Output the material exactly, but drop every image it holds.

>> BEGIN Exercise input

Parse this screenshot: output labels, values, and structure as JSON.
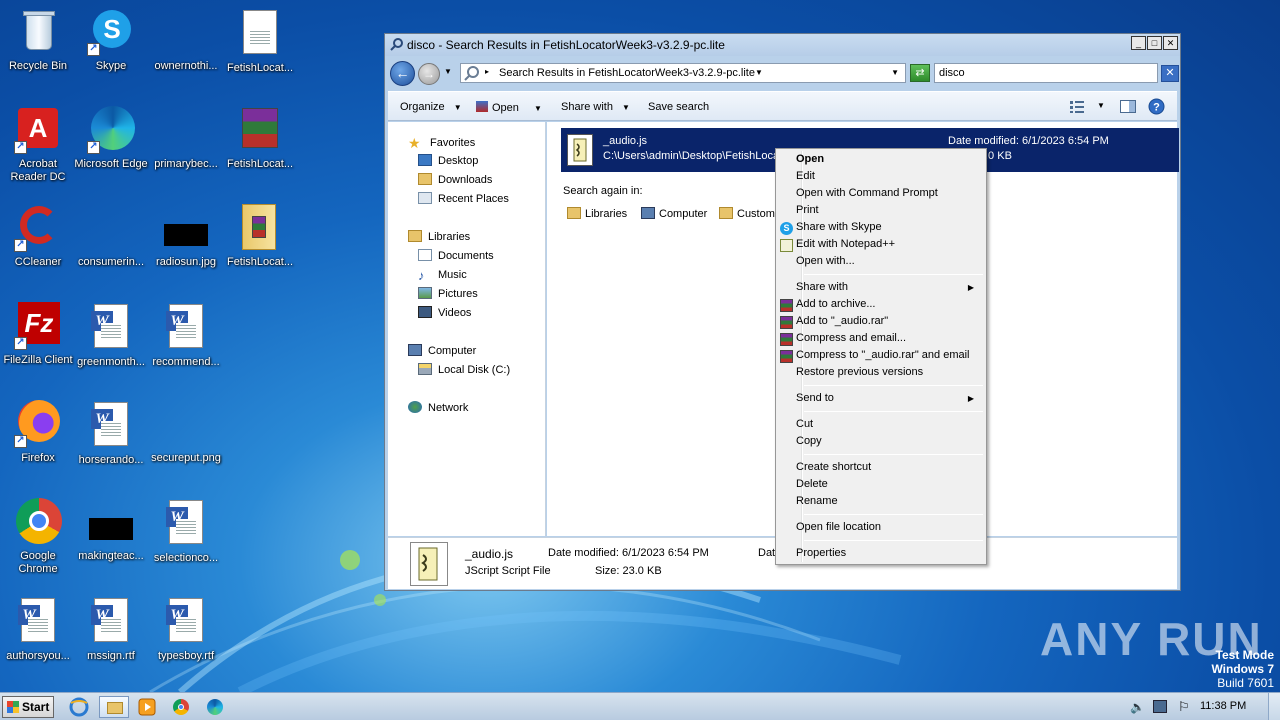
{
  "desktop": {
    "icons": [
      {
        "label": "Recycle Bin",
        "icon": "recycle-bin-icon"
      },
      {
        "label": "Skype",
        "icon": "skype-icon"
      },
      {
        "label": "ownernothi...",
        "icon": "blank-file-icon"
      },
      {
        "label": "FetishLocat...",
        "icon": "text-file-icon"
      },
      {
        "label": "Acrobat Reader DC",
        "icon": "acrobat-icon"
      },
      {
        "label": "Microsoft Edge",
        "icon": "edge-icon"
      },
      {
        "label": "primarybec...",
        "icon": "blank-file-icon"
      },
      {
        "label": "FetishLocat...",
        "icon": "winrar-archive-icon"
      },
      {
        "label": "CCleaner",
        "icon": "ccleaner-icon"
      },
      {
        "label": "consumerin...",
        "icon": "blank-file-icon"
      },
      {
        "label": "radiosun.jpg",
        "icon": "image-file-icon"
      },
      {
        "label": "FetishLocat...",
        "icon": "folder-archive-icon"
      },
      {
        "label": "FileZilla Client",
        "icon": "filezilla-icon"
      },
      {
        "label": "greenmonth...",
        "icon": "word-doc-icon"
      },
      {
        "label": "recommend...",
        "icon": "word-doc-icon"
      },
      {
        "label": "Firefox",
        "icon": "firefox-icon"
      },
      {
        "label": "horserando...",
        "icon": "word-doc-icon"
      },
      {
        "label": "secureput.png",
        "icon": "image-file-icon"
      },
      {
        "label": "Google Chrome",
        "icon": "chrome-icon"
      },
      {
        "label": "makingteac...",
        "icon": "image-file-icon"
      },
      {
        "label": "selectionco...",
        "icon": "word-doc-icon"
      },
      {
        "label": "authorsyou...",
        "icon": "word-doc-icon"
      },
      {
        "label": "mssign.rtf",
        "icon": "word-doc-icon"
      },
      {
        "label": "typesboy.rtf",
        "icon": "word-doc-icon"
      }
    ]
  },
  "window": {
    "title": "disco - Search Results in FetishLocatorWeek3-v3.2.9-pc.lite",
    "address": "Search Results in FetishLocatorWeek3-v3.2.9-pc.lite",
    "search_value": "disco",
    "toolbar": {
      "organize": "Organize",
      "open": "Open",
      "share_with": "Share with",
      "save_search": "Save search"
    },
    "nav": {
      "favorites": "Favorites",
      "desktop": "Desktop",
      "downloads": "Downloads",
      "recent_places": "Recent Places",
      "libraries": "Libraries",
      "documents": "Documents",
      "music": "Music",
      "pictures": "Pictures",
      "videos": "Videos",
      "computer": "Computer",
      "local_disk": "Local Disk (C:)",
      "network": "Network"
    },
    "result": {
      "name": "_audio.js",
      "path": "C:\\Users\\admin\\Desktop\\FetishLoca",
      "date_modified": "Date modified: 6/1/2023 6:54 PM",
      "size_fragment": ".0 KB"
    },
    "search_again": {
      "label": "Search again in:",
      "libraries": "Libraries",
      "computer": "Computer",
      "custom": "Custom"
    },
    "details": {
      "name": "_audio.js",
      "type": "JScript Script File",
      "date_modified": "Date modified: 6/1/2023 6:54 PM",
      "size": "Size: 23.0 KB",
      "date_fragment": "Dat"
    }
  },
  "context_menu": {
    "items": [
      {
        "label": "Open",
        "bold": true
      },
      {
        "label": "Edit"
      },
      {
        "label": "Open with Command Prompt"
      },
      {
        "label": "Print"
      },
      {
        "label": "Share with Skype"
      },
      {
        "label": "Edit with Notepad++"
      },
      {
        "label": "Open with..."
      },
      {
        "label": "Share with"
      },
      {
        "label": "Add to archive..."
      },
      {
        "label": "Add to \"_audio.rar\""
      },
      {
        "label": "Compress and email..."
      },
      {
        "label": "Compress to \"_audio.rar\" and email"
      },
      {
        "label": "Restore previous versions"
      },
      {
        "label": "Send to"
      },
      {
        "label": "Cut"
      },
      {
        "label": "Copy"
      },
      {
        "label": "Create shortcut"
      },
      {
        "label": "Delete"
      },
      {
        "label": "Rename"
      },
      {
        "label": "Open file location"
      },
      {
        "label": "Properties"
      }
    ]
  },
  "taskbar": {
    "start": "Start",
    "clock": "11:38 PM"
  },
  "watermark": "ANY RUN",
  "test_mode": {
    "line1": "Test Mode",
    "line2": "Windows 7",
    "line3": "Build 7601"
  }
}
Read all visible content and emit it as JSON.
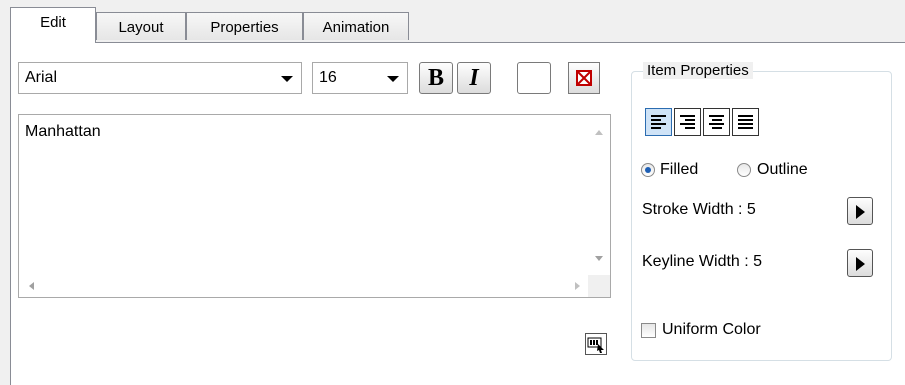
{
  "tabs": [
    {
      "label": "Edit",
      "active": true
    },
    {
      "label": "Layout",
      "active": false
    },
    {
      "label": "Properties",
      "active": false
    },
    {
      "label": "Animation",
      "active": false
    }
  ],
  "toolbar": {
    "font_family": "Arial",
    "font_size": "16",
    "bold_label": "B",
    "italic_label": "I",
    "text_color": "#ffffff",
    "no_color_icon": "no-color-icon"
  },
  "editor": {
    "text": "Manhattan"
  },
  "item_properties": {
    "title": "Item Properties",
    "alignment": [
      "align-left",
      "align-right",
      "align-center",
      "align-justify"
    ],
    "selected_alignment": "align-left",
    "fill_mode": {
      "options": [
        "Filled",
        "Outline"
      ],
      "selected": "Filled"
    },
    "stroke_width_label": "Stroke Width : 5",
    "keyline_width_label": "Keyline Width : 5",
    "uniform_color_label": "Uniform Color",
    "uniform_color_checked": false
  },
  "colors": {
    "accent": "#1e5fb4",
    "selected_button_bg": "#cfe3f7",
    "window_bg": "#f0f0f0"
  }
}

>> END Exercise input

Finished exercise
Parse this screenshot: output labels, values, and structure as JSON.
{
  "desktop": {
    "icons": [
      {
        "label": "Recycle Bin",
        "icon": "recycle-bin-icon"
      },
      {
        "label": "Skype",
        "icon": "skype-icon"
      },
      {
        "label": "ownernothi...",
        "icon": "blank-file-icon"
      },
      {
        "label": "FetishLocat...",
        "icon": "text-file-icon"
      },
      {
        "label": "Acrobat Reader DC",
        "icon": "acrobat-icon"
      },
      {
        "label": "Microsoft Edge",
        "icon": "edge-icon"
      },
      {
        "label": "primarybec...",
        "icon": "blank-file-icon"
      },
      {
        "label": "FetishLocat...",
        "icon": "winrar-archive-icon"
      },
      {
        "label": "CCleaner",
        "icon": "ccleaner-icon"
      },
      {
        "label": "consumerin...",
        "icon": "blank-file-icon"
      },
      {
        "label": "radiosun.jpg",
        "icon": "image-file-icon"
      },
      {
        "label": "FetishLocat...",
        "icon": "folder-archive-icon"
      },
      {
        "label": "FileZilla Client",
        "icon": "filezilla-icon"
      },
      {
        "label": "greenmonth...",
        "icon": "word-doc-icon"
      },
      {
        "label": "recommend...",
        "icon": "word-doc-icon"
      },
      {
        "label": "Firefox",
        "icon": "firefox-icon"
      },
      {
        "label": "horserando...",
        "icon": "word-doc-icon"
      },
      {
        "label": "secureput.png",
        "icon": "image-file-icon"
      },
      {
        "label": "Google Chrome",
        "icon": "chrome-icon"
      },
      {
        "label": "makingteac...",
        "icon": "image-file-icon"
      },
      {
        "label": "selectionco...",
        "icon": "word-doc-icon"
      },
      {
        "label": "authorsyou...",
        "icon": "word-doc-icon"
      },
      {
        "label": "mssign.rtf",
        "icon": "word-doc-icon"
      },
      {
        "label": "typesboy.rtf",
        "icon": "word-doc-icon"
      }
    ]
  },
  "window": {
    "title": "disco - Search Results in FetishLocatorWeek3-v3.2.9-pc.lite",
    "address": "Search Results in FetishLocatorWeek3-v3.2.9-pc.lite",
    "search_value": "disco",
    "toolbar": {
      "organize": "Organize",
      "open": "Open",
      "share_with": "Share with",
      "save_search": "Save search"
    },
    "nav": {
      "favorites": "Favorites",
      "desktop": "Desktop",
      "downloads": "Downloads",
      "recent_places": "Recent Places",
      "libraries": "Libraries",
      "documents": "Documents",
      "music": "Music",
      "pictures": "Pictures",
      "videos": "Videos",
      "computer": "Computer",
      "local_disk": "Local Disk (C:)",
      "network": "Network"
    },
    "result": {
      "name": "_audio.js",
      "path": "C:\\Users\\admin\\Desktop\\FetishLoca",
      "date_modified": "Date modified: 6/1/2023 6:54 PM",
      "size_fragment": ".0 KB"
    },
    "search_again": {
      "label": "Search again in:",
      "libraries": "Libraries",
      "computer": "Computer",
      "custom": "Custom"
    },
    "details": {
      "name": "_audio.js",
      "type": "JScript Script File",
      "date_modified": "Date modified: 6/1/2023 6:54 PM",
      "size": "Size: 23.0 KB",
      "date_fragment": "Dat"
    }
  },
  "context_menu": {
    "items": [
      {
        "label": "Open",
        "bold": true
      },
      {
        "label": "Edit"
      },
      {
        "label": "Open with Command Prompt"
      },
      {
        "label": "Print"
      },
      {
        "label": "Share with Skype"
      },
      {
        "label": "Edit with Notepad++"
      },
      {
        "label": "Open with..."
      },
      {
        "label": "Share with"
      },
      {
        "label": "Add to archive..."
      },
      {
        "label": "Add to \"_audio.rar\""
      },
      {
        "label": "Compress and email..."
      },
      {
        "label": "Compress to \"_audio.rar\" and email"
      },
      {
        "label": "Restore previous versions"
      },
      {
        "label": "Send to"
      },
      {
        "label": "Cut"
      },
      {
        "label": "Copy"
      },
      {
        "label": "Create shortcut"
      },
      {
        "label": "Delete"
      },
      {
        "label": "Rename"
      },
      {
        "label": "Open file location"
      },
      {
        "label": "Properties"
      }
    ]
  },
  "taskbar": {
    "start": "Start",
    "clock": "11:38 PM"
  },
  "watermark": "ANY RUN",
  "test_mode": {
    "line1": "Test Mode",
    "line2": "Windows 7",
    "line3": "Build 7601"
  }
}
Read all visible content and emit it as JSON.
{
  "tabs": [
    {
      "label": "Edit",
      "active": true
    },
    {
      "label": "Layout",
      "active": false
    },
    {
      "label": "Properties",
      "active": false
    },
    {
      "label": "Animation",
      "active": false
    }
  ],
  "toolbar": {
    "font_family": "Arial",
    "font_size": "16",
    "bold_label": "B",
    "italic_label": "I",
    "text_color": "#ffffff",
    "no_color_icon": "no-color-icon"
  },
  "editor": {
    "text": "Manhattan"
  },
  "item_properties": {
    "title": "Item Properties",
    "alignment": [
      "align-left",
      "align-right",
      "align-center",
      "align-justify"
    ],
    "selected_alignment": "align-left",
    "fill_mode": {
      "options": [
        "Filled",
        "Outline"
      ],
      "selected": "Filled"
    },
    "stroke_width_label": "Stroke Width : 5",
    "keyline_width_label": "Keyline Width : 5",
    "uniform_color_label": "Uniform Color",
    "uniform_color_checked": false
  },
  "colors": {
    "accent": "#1e5fb4",
    "selected_button_bg": "#cfe3f7",
    "window_bg": "#f0f0f0"
  }
}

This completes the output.